Copy out each line that includes the word "particular".

= = = = =

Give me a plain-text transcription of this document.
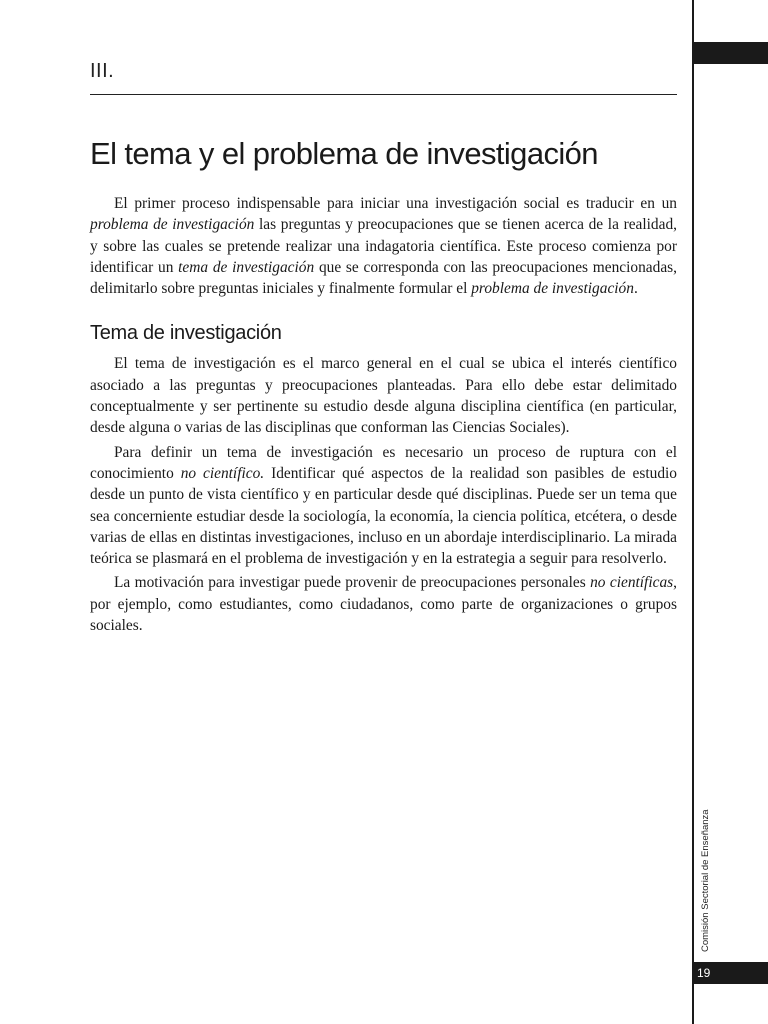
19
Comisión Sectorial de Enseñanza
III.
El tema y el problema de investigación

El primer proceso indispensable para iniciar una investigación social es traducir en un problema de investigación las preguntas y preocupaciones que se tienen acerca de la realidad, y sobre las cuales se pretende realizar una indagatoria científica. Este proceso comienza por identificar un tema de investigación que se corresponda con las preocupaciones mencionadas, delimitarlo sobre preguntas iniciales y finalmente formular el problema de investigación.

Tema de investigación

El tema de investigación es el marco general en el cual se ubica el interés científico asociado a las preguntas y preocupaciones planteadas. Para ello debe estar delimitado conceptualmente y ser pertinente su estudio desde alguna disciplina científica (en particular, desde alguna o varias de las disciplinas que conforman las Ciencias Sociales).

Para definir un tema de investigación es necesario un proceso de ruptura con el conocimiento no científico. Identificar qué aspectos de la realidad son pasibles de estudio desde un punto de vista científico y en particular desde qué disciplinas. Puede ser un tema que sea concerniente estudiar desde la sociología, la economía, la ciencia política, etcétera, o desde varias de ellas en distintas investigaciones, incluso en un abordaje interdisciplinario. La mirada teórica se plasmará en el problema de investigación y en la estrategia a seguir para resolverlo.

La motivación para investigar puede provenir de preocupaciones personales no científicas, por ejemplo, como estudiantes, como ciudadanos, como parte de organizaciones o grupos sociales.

= = = = =

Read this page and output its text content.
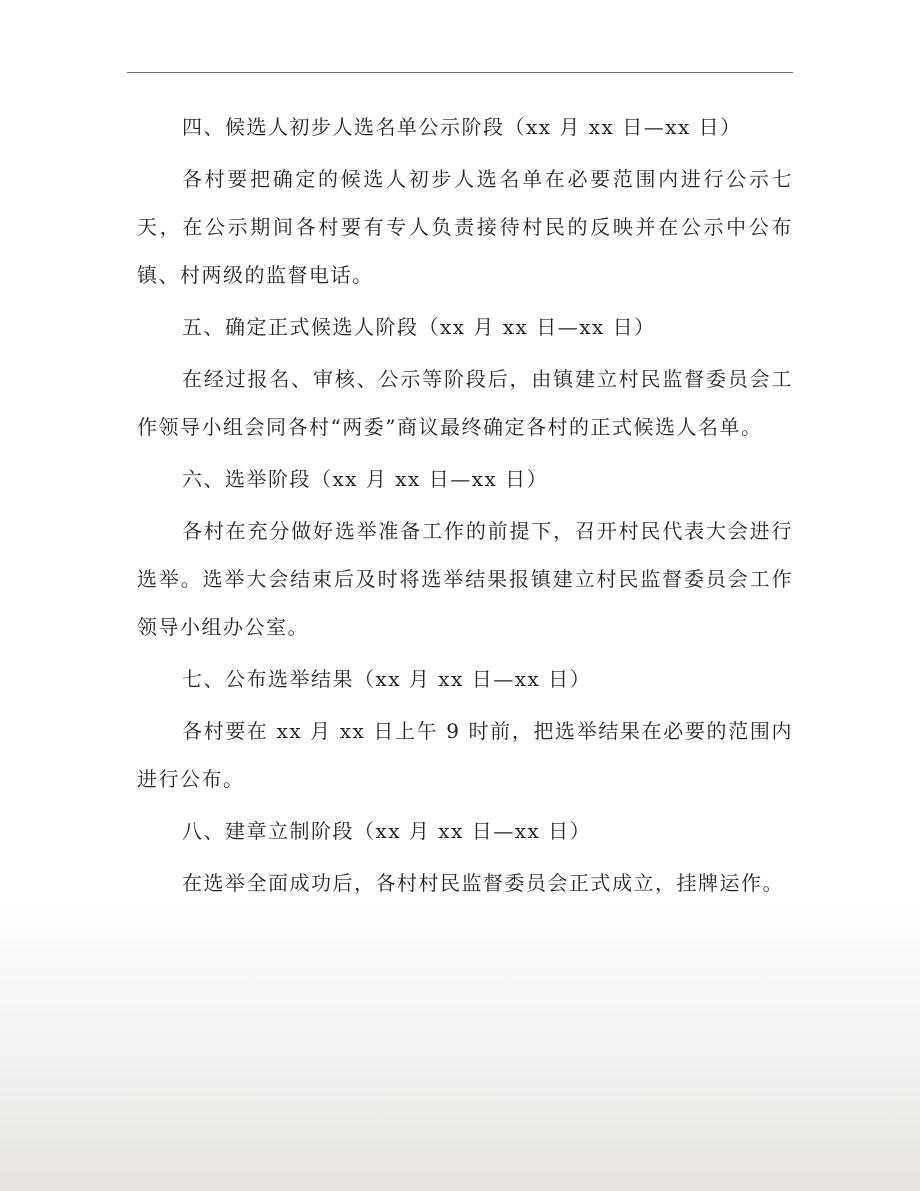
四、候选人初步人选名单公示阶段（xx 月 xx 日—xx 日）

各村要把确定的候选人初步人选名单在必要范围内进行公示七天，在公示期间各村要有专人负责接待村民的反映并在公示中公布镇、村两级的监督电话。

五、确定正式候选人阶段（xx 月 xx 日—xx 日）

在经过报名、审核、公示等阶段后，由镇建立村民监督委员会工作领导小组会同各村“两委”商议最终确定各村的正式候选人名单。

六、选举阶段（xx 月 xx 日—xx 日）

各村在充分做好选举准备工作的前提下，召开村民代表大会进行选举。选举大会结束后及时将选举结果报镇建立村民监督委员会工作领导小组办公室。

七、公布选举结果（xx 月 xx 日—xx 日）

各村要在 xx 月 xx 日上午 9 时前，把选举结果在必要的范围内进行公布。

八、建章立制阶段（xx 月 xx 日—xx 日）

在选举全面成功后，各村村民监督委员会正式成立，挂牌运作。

= = = = =

**Result below**:
El tema de investigación es el marco general en el cual se ubica el interés científico asociado a las preguntas y preocupaciones planteadas. Para ello debe estar delimitado conceptualmente y ser pertinente su estudio desde alguna disciplina científica (en particular, desde alguna o varias de las disciplinas que conforman las Ciencias Sociales).
Para definir un tema de investigación es necesario un proceso de ruptura con el conocimiento no científico. Identificar qué aspectos de la realidad son pasibles de estudio desde un punto de vista científico y en particular desde qué disciplinas. Puede ser un tema que sea concerniente estudiar desde la sociología, la economía, la ciencia política, etcétera, o desde varias de ellas en distintas investigaciones, incluso en un abordaje interdisciplinario. La mirada teórica se plasmará en el problema de investigación y en la estrategia a seguir para resolverlo.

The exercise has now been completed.